*Set exercise*
From the entries below, gather each line containing the word "Jokseenkin".

## start

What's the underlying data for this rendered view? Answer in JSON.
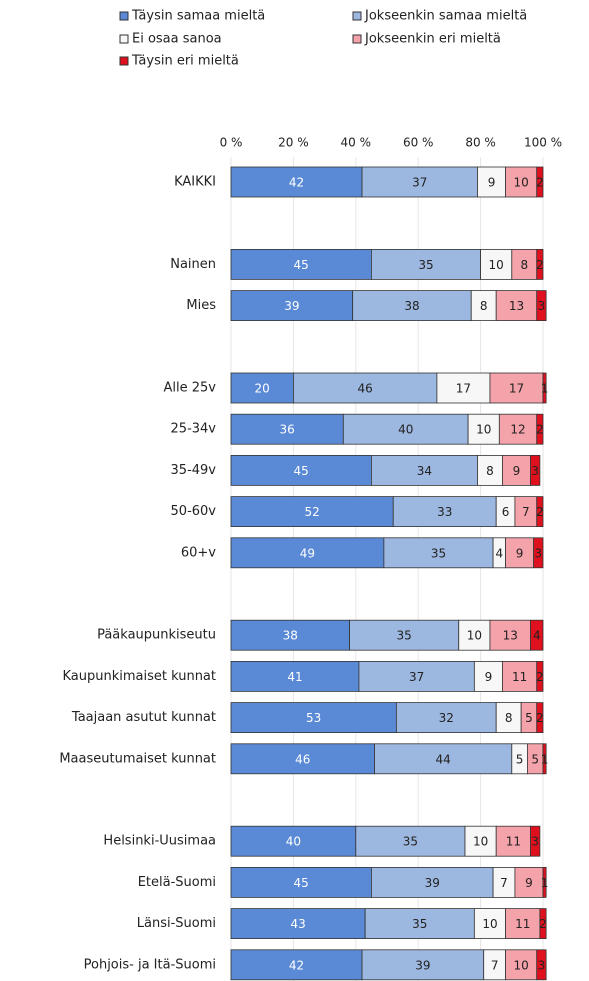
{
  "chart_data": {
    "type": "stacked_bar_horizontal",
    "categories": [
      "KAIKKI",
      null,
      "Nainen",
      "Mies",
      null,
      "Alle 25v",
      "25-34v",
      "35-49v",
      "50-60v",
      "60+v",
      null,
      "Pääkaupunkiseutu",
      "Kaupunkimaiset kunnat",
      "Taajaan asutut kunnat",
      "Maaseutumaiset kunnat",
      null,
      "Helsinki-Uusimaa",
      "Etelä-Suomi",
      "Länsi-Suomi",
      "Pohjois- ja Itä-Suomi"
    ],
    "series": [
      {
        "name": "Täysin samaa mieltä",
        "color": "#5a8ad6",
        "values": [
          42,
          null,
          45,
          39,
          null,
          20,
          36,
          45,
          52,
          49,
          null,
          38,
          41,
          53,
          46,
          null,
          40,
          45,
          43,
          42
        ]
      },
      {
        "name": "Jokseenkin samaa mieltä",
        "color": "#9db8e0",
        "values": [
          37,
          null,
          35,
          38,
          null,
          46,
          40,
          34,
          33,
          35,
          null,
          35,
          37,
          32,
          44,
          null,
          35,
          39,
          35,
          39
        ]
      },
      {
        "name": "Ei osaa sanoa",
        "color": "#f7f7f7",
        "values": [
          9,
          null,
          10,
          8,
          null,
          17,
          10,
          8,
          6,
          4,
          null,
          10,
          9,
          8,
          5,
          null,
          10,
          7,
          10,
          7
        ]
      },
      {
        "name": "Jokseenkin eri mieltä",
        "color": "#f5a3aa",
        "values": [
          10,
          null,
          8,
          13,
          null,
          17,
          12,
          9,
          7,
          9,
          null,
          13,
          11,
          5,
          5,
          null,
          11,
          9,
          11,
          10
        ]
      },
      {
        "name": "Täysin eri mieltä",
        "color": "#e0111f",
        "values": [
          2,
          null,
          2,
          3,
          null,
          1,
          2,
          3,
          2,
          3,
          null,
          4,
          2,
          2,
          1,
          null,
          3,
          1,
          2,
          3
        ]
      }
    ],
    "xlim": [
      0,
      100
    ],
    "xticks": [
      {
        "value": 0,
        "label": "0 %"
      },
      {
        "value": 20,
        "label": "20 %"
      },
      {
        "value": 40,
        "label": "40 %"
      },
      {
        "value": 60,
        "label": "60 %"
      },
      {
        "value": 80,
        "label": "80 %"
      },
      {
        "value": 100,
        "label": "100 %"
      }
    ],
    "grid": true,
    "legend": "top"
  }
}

## end
## start

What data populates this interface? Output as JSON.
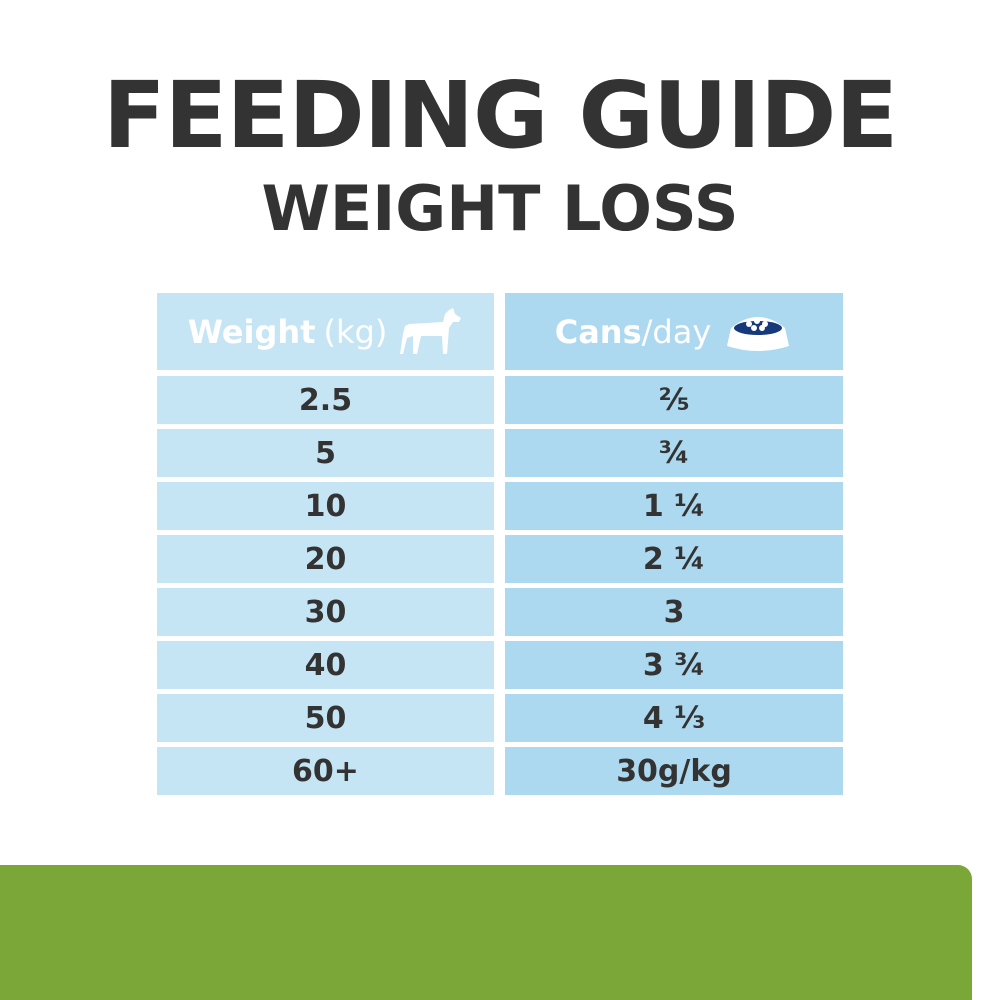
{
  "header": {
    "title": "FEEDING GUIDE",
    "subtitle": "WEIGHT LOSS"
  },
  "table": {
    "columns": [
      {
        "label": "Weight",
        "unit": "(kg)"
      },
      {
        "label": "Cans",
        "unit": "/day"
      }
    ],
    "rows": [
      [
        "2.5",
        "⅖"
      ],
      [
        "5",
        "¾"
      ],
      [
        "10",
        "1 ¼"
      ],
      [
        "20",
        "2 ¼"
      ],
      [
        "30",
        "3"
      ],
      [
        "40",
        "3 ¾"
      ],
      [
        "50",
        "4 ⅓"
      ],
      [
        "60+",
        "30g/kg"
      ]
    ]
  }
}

## end

*Answer to this problem*
        "name": "Jokseenkin samaa mieltä",
        "name": "Jokseenkin eri mieltä",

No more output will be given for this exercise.